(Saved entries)
◆ ◆ ◆
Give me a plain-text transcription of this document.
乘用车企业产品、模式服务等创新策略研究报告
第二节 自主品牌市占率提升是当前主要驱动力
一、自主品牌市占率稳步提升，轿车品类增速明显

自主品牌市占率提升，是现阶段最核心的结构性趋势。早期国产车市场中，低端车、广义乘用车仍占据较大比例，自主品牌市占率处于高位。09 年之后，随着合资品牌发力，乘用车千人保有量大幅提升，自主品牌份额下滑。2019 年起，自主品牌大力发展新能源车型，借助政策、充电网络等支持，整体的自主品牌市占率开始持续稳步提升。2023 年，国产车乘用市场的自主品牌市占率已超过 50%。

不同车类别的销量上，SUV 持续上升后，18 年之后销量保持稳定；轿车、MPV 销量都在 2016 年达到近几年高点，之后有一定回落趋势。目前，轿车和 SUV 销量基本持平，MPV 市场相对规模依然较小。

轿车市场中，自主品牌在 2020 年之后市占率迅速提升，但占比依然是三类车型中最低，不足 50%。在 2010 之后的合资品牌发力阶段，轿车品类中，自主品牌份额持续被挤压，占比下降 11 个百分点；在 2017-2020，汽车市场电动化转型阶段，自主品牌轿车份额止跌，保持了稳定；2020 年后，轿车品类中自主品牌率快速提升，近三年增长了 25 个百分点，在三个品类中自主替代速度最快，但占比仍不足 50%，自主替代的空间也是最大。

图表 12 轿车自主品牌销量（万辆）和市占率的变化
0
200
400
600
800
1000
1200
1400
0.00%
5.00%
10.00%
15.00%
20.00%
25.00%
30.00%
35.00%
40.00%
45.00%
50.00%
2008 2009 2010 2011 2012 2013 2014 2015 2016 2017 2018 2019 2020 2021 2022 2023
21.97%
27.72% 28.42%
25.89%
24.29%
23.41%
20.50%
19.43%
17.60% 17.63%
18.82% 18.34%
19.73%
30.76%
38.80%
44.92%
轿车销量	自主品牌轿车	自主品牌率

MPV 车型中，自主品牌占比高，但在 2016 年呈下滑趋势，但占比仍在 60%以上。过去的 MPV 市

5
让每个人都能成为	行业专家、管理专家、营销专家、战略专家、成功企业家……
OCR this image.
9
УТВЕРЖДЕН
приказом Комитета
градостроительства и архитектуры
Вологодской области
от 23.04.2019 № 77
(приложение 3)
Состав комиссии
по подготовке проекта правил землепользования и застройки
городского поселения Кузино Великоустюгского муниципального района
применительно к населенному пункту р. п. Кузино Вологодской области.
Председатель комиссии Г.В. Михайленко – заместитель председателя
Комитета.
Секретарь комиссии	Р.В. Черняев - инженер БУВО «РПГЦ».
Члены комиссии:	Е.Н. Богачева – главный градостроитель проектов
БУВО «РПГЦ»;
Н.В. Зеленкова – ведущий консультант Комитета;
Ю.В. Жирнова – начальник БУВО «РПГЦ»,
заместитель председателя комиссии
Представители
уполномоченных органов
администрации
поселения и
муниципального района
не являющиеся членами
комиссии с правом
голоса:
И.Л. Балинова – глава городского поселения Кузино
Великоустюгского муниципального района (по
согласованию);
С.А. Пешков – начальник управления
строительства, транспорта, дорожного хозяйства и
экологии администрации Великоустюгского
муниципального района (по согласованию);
◆ ◆ ◆
* **Your instructions**: Restate the data above word for word, please.

* **Exercise solution**:
Give me a plain-text transcription of this document.
乘用车企业产品、模式服务等创新策略研究报告
第二节 自主品牌市占率提升是当前主要驱动力
一、自主品牌市占率稳步提升，轿车品类增速明显

自主品牌市占率提升，是现阶段最核心的结构性趋势。早期国产车市场中，低端车、广义乘用车仍占据较大比例，自主品牌市占率处于高位。09 年之后，随着合资品牌发力，乘用车千人保有量大幅提升，自主品牌份额下滑。2019 年起，自主品牌大力发展新能源车型，借助政策、充电网络等支持，整体的自主品牌市占率开始持续稳步提升。2023 年，国产车乘用市场的自主品牌市占率已超过 50%。

不同车类别的销量上，SUV 持续上升后，18 年之后销量保持稳定；轿车、MPV 销量都在 2016 年达到近几年高点，之后有一定回落趋势。目前，轿车和 SUV 销量基本持平，MPV 市场相对规模依然较小。

轿车市场中，自主品牌在 2020 年之后市占率迅速提升，但占比依然是三类车型中最低，不足 50%。在 2010 之后的合资品牌发力阶段，轿车品类中，自主品牌份额持续被挤压，占比下降 11 个百分点；在 2017-2020，汽车市场电动化转型阶段，自主品牌轿车份额止跌，保持了稳定；2020 年后，轿车品类中自主品牌率快速提升，近三年增长了 25 个百分点，在三个品类中自主替代速度最快，但占比仍不足 50%，自主替代的空间也是最大。

图表 12 轿车自主品牌销量（万辆）和市占率的变化
0
200
400
600
800
1000
1200
1400
0.00%
5.00%
10.00%
15.00%
20.00%
25.00%
30.00%
35.00%
40.00%
45.00%
50.00%
2008 2009 2010 2011 2012 2013 2014 2015 2016 2017 2018 2019 2020 2021 2022 2023
21.97%
27.72% 28.42%
25.89%
24.29%
23.41%
20.50%
19.43%
17.60% 17.63%
18.82% 18.34%
19.73%
30.76%
38.80%
44.92%
轿车销量	自主品牌轿车	自主品牌率

MPV 车型中，自主品牌占比高，但在 2016 年呈下滑趋势，但占比仍在 60%以上。过去的 MPV 市

5
让每个人都能成为	行业专家、管理专家、营销专家、战略专家、成功企业家……
OCR this image.
9
УТВЕРЖДЕН
приказом Комитета
градостроительства и архитектуры
Вологодской области
от 23.04.2019 № 77
(приложение 3)
Состав комиссии
по подготовке проекта правил землепользования и застройки
городского поселения Кузино Великоустюгского муниципального района
применительно к населенному пункту р. п. Кузино Вологодской области.
Председатель комиссии Г.В. Михайленко – заместитель председателя
Комитета.
Секретарь комиссии	Р.В. Черняев - инженер БУВО «РПГЦ».
Члены комиссии:	Е.Н. Богачева – главный градостроитель проектов
БУВО «РПГЦ»;
Н.В. Зеленкова – ведущий консультант Комитета;
Ю.В. Жирнова – начальник БУВО «РПГЦ»,
заместитель председателя комиссии
Представители
уполномоченных органов
администрации
поселения и
муниципального района
не являющиеся членами
комиссии с правом
голоса:
И.Л. Балинова – глава городского поселения Кузино
Великоустюгского муниципального района (по
согласованию);
С.А. Пешков – начальник управления
строительства, транспорта, дорожного хозяйства и
экологии администрации Великоустюгского
муниципального района (по согласованию);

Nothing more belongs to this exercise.